| 掲載本文 |

☆ ☆ ☆

落雷による爆発・火災で被災したレブンワース郡にある油井施設のタンク
(写真はAmericanNowNews.com から引用)
 <事故の状況> 
■  2013年10月30日(水)午前4時30分頃、米国カンザス州レブンワース郡にある石油施設の貯蔵タンクに落雷があり、爆発・火災を起こす事故があった。事故があったのは、レブンワース郡ハッピー・ホロー通り22312近くのデイスター・ペトロリアム社が所有する油井施設で、落雷によって2基のタンクが爆発し、1基が火災となった。当時、この地域には雷雲を伴う嵐が通過していた。
カンザス州レブンワース郡付近      A点が発災場所付近
(写真はグーグルマップから引用) 
■ 緊急事態管理当局によると、2基のタンクが爆発し、うち1基は空中へ舞い上がり、約200ヤード(180m)先まで飛んで大きなオークの木の下に落下したという。3基目のタンクは屋根が噴き飛び、大半の油がタンク内で燃えてしまったという。タンクは直径20フィート(6m)、高さ15フィート(4.5mどの大きさだという。

■ 火災の炎は5マイル(8km)先でも見えたという。火災発生に伴い、複数の消防隊が出動したが、発災場所が遠く、現場到着は遅くなった。消防隊は、隣接して着火していた容量1,000ガロン(3.8㎥)のプロパンタンクとともに、タンク内の油を燃え尽きさせる戦略をとった。プロパンタンクは火災場所に近すぎて、遮断できる状況ではなく、消防士の安全確保のためガスを燃え尽きさせることとした。一方、デイスター・ペトロリアム社は、対応のため担当者を現場へ派遣し、油井を閉止した。
 
■ 3基のタンクには原油が入っており、1基の容量は8,500ガロン(32KL)であった。タンク所有者は、地面上に漏洩した約2,000ガロン(7.5KL)の原油のクリーンアップ作業を行ない始めた。クリーンアップ作業は2日間ほどかかる見込みだという。現場には囲い込み用の盛り土が構築されていた。しかし、原油が地域の水系に流れ込まないように消防隊は盛り土や溝を掘って対応した。

■ けが人は報告されていない。レブンワース郡緊急事態管理局長のチャック・マガハ氏は、「誰もけがしませんでした。死者も出ていません。状況としては死者が出てもおかしくないほどでした。まったくひどい状態で、すべて爆破されていました」と語っている。マガハ氏によると、現場には避雷針があったが、強烈な落雷には役に立たなかったという。マガハ氏は、レブンワース郡には数多くに油タンクがあるので、郡の消防機関は今回のような火災に対する訓練をたびたび行っていると語った。
■ 州当局は現場に入り、調査を行い、地下水系が汚染されないようクリーンアップ作業が行われることを確認している。

☆ ☆ ☆

| 元データ |
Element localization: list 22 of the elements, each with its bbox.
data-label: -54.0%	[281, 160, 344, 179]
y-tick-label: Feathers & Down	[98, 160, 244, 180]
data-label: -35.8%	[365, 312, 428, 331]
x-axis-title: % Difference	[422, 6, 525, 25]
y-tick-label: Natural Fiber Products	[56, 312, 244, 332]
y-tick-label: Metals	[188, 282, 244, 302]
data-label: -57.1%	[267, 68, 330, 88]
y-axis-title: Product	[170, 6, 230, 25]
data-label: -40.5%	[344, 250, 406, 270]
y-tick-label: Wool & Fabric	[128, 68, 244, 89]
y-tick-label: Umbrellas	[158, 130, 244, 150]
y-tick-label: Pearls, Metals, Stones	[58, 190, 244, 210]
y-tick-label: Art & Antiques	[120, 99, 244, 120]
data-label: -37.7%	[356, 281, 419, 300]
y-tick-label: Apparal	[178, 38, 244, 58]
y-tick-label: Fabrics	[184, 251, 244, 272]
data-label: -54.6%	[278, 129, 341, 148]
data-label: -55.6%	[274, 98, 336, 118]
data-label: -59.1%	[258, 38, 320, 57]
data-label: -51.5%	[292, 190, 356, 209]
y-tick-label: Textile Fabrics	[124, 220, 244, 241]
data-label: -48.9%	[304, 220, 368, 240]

☆ ☆ ☆

| 設問 |
本文のうち、「カンザス州レブンワース郡付近      A点が発災場所付近」で始まり「4.5mどの大きさだという。」まで続く部分を、一字も変えずに書き写してください。 項目はここでは一切使いません。

| 解答 |
カンザス州レブンワース郡付近      A点が発災場所付近
(写真はグーグルマップから引用) 
■ 緊急事態管理当局によると、2基のタンクが爆発し、うち1基は空中へ舞い上がり、約200ヤード(180m)先まで飛んで大きなオークの木の下に落下したという。3基目のタンクは屋根が噴き飛び、大半の油がタンク内で燃えてしまったという。タンクは直径20フィート(6m)、高さ15フィート(4.5mどの大きさだという。